The task ▸ Without including any pictures, copy each entry below exactly.

- - - - - - -

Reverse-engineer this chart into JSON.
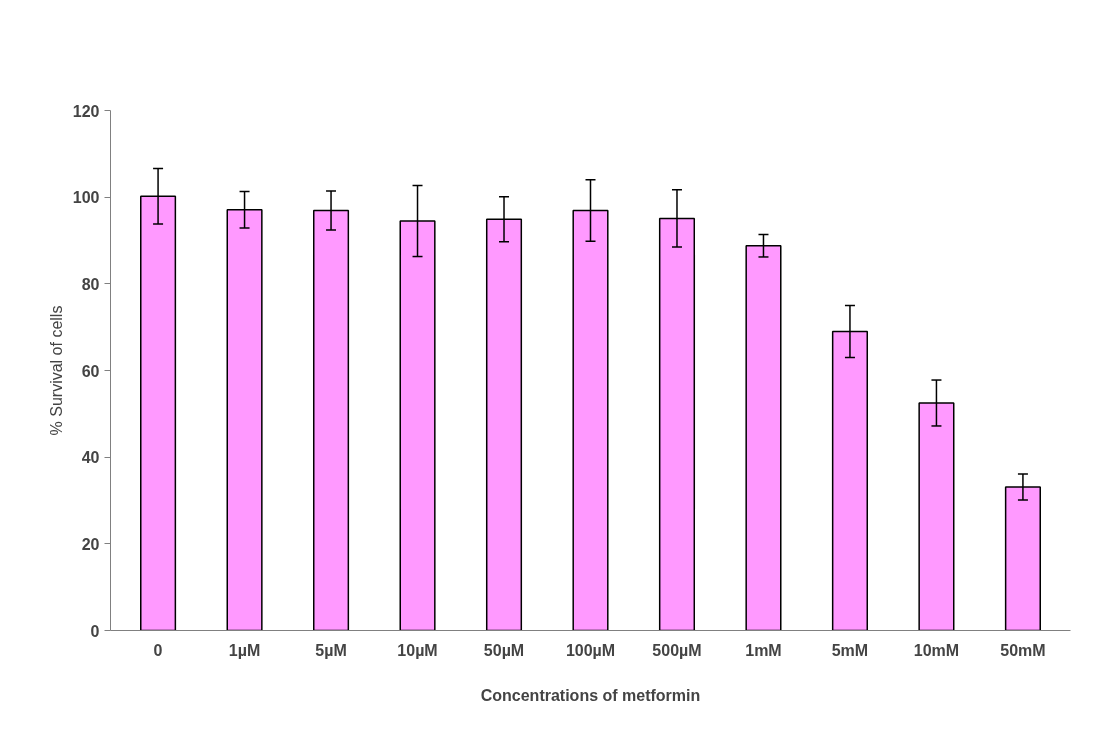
{
  "chart_data": {
    "type": "bar",
    "xlabel": "Concentrations of metformin",
    "ylabel": "% Survival of cells",
    "categories": [
      "0",
      "1µM",
      "5µM",
      "10µM",
      "50µM",
      "100µM",
      "500µM",
      "1mM",
      "5mM",
      "10mM",
      "50mM"
    ],
    "values": [
      100.2,
      97.1,
      96.9,
      94.5,
      94.9,
      96.9,
      95.1,
      88.8,
      69.0,
      52.5,
      33.1
    ],
    "errors": [
      6.4,
      4.2,
      4.5,
      8.2,
      5.2,
      7.1,
      6.6,
      2.6,
      6.0,
      5.3,
      3.0
    ],
    "color": "#ff99ff",
    "ylim": [
      0,
      120
    ],
    "yticks": [
      0,
      20,
      40,
      60,
      80,
      100,
      120
    ],
    "grid": false
  }
}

- - - - - - -

Response ▸
Reverse-engineer this chart into JSON.
{
  "chart_data": {
    "type": "bar",
    "xlabel": "Concentrations of metformin",
    "ylabel": "% Survival of cells",
    "categories": [
      "0",
      "1µM",
      "5µM",
      "10µM",
      "50µM",
      "100µM",
      "500µM",
      "1mM",
      "5mM",
      "10mM",
      "50mM"
    ],
    "values": [
      100.2,
      97.1,
      96.9,
      94.5,
      94.9,
      96.9,
      95.1,
      88.8,
      69.0,
      52.5,
      33.1
    ],
    "errors": [
      6.4,
      4.2,
      4.5,
      8.2,
      5.2,
      7.1,
      6.6,
      2.6,
      6.0,
      5.3,
      3.0
    ],
    "color": "#ff99ff",
    "ylim": [
      0,
      120
    ],
    "yticks": [
      0,
      20,
      40,
      60,
      80,
      100,
      120
    ],
    "grid": false
  }
}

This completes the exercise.